■ **Task description**
Extract every line that includes the string "label".

-------- Rows

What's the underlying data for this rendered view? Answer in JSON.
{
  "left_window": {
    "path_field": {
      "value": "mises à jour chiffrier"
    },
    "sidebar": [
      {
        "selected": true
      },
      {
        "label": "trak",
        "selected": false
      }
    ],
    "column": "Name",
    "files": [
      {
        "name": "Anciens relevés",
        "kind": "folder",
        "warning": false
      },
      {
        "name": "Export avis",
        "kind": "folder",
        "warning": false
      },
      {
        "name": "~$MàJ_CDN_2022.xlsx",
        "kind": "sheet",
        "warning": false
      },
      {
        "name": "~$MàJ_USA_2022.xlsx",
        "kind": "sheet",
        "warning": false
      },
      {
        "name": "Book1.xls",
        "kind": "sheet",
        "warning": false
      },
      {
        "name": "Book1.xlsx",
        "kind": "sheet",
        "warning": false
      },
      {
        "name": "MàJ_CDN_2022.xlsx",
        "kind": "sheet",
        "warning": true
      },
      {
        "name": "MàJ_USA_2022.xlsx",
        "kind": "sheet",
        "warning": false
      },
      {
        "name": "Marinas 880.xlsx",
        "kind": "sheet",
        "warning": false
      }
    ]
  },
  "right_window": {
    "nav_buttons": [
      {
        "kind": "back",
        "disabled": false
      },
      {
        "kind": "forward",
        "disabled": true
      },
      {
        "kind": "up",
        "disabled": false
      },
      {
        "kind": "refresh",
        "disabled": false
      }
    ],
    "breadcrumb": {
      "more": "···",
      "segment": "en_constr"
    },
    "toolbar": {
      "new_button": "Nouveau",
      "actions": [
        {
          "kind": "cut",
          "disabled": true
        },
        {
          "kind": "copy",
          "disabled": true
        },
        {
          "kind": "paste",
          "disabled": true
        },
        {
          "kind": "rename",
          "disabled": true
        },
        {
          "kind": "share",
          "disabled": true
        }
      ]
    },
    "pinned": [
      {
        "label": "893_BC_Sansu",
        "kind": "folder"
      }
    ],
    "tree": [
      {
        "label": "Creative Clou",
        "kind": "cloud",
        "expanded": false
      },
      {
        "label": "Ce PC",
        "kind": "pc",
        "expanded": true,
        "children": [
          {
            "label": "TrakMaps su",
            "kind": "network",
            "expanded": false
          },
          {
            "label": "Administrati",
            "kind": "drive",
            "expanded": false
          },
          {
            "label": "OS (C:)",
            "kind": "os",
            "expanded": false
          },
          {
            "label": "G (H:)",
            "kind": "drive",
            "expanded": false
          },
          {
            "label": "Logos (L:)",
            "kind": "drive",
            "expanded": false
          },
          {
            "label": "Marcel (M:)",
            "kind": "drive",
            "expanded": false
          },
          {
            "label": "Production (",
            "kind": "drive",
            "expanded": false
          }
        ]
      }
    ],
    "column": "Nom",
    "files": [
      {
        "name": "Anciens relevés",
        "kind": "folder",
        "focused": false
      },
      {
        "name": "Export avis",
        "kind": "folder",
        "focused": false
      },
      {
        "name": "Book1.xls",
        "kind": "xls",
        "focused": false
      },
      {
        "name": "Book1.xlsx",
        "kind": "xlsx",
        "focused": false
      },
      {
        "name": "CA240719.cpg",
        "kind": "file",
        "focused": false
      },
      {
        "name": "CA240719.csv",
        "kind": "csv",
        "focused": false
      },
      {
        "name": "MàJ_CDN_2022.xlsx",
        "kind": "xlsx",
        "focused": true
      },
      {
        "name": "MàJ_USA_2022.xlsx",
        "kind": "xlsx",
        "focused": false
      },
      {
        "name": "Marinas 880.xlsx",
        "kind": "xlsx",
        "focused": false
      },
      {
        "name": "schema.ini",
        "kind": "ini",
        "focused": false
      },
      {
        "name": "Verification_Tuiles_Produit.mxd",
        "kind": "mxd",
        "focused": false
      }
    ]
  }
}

----------------

■ **The answer**
        "label": "trak",
        "label": "893_BC_Sansu",
        "label": "Creative Clou",
        "label": "Ce PC",
            "label": "TrakMaps su",
            "label": "Administrati",
            "label": "OS (C:)",
            "label": "G (H:)",
            "label": "Logos (L:)",
            "label": "Marcel (M:)",
            "label": "Production (",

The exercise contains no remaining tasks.